»»
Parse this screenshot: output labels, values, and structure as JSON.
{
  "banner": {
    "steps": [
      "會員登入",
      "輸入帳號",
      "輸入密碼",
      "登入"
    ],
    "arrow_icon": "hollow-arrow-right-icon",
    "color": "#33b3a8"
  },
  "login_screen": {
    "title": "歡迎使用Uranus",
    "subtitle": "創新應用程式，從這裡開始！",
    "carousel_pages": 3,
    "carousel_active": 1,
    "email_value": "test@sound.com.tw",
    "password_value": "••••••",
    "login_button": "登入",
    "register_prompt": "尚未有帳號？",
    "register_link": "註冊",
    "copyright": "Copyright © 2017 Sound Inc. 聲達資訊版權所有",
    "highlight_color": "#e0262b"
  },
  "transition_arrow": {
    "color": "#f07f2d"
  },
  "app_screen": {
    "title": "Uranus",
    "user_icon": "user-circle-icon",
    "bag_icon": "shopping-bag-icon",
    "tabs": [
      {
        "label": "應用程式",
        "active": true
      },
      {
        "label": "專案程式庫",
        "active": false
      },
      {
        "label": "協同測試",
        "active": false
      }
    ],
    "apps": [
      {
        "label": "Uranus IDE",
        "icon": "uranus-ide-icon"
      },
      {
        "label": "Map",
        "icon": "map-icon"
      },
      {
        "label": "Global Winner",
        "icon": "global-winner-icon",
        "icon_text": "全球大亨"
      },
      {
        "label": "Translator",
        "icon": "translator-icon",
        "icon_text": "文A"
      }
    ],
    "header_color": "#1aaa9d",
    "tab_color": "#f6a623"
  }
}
««
PROBLEM TO SOLVE:
Take the listing above and write it out again exactly.

RESULT OF THE TASK:
Parse this screenshot: output labels, values, and structure as JSON.
{
  "banner": {
    "steps": [
      "會員登入",
      "輸入帳號",
      "輸入密碼",
      "登入"
    ],
    "arrow_icon": "hollow-arrow-right-icon",
    "color": "#33b3a8"
  },
  "login_screen": {
    "title": "歡迎使用Uranus",
    "subtitle": "創新應用程式，從這裡開始！",
    "carousel_pages": 3,
    "carousel_active": 1,
    "email_value": "test@sound.com.tw",
    "password_value": "••••••",
    "login_button": "登入",
    "register_prompt": "尚未有帳號？",
    "register_link": "註冊",
    "copyright": "Copyright © 2017 Sound Inc. 聲達資訊版權所有",
    "highlight_color": "#e0262b"
  },
  "transition_arrow": {
    "color": "#f07f2d"
  },
  "app_screen": {
    "title": "Uranus",
    "user_icon": "user-circle-icon",
    "bag_icon": "shopping-bag-icon",
    "tabs": [
      {
        "label": "應用程式",
        "active": true
      },
      {
        "label": "專案程式庫",
        "active": false
      },
      {
        "label": "協同測試",
        "active": false
      }
    ],
    "apps": [
      {
        "label": "Uranus IDE",
        "icon": "uranus-ide-icon"
      },
      {
        "label": "Map",
        "icon": "map-icon"
      },
      {
        "label": "Global Winner",
        "icon": "global-winner-icon",
        "icon_text": "全球大亨"
      },
      {
        "label": "Translator",
        "icon": "translator-icon",
        "icon_text": "文A"
      }
    ],
    "header_color": "#1aaa9d",
    "tab_color": "#f6a623"
  }
}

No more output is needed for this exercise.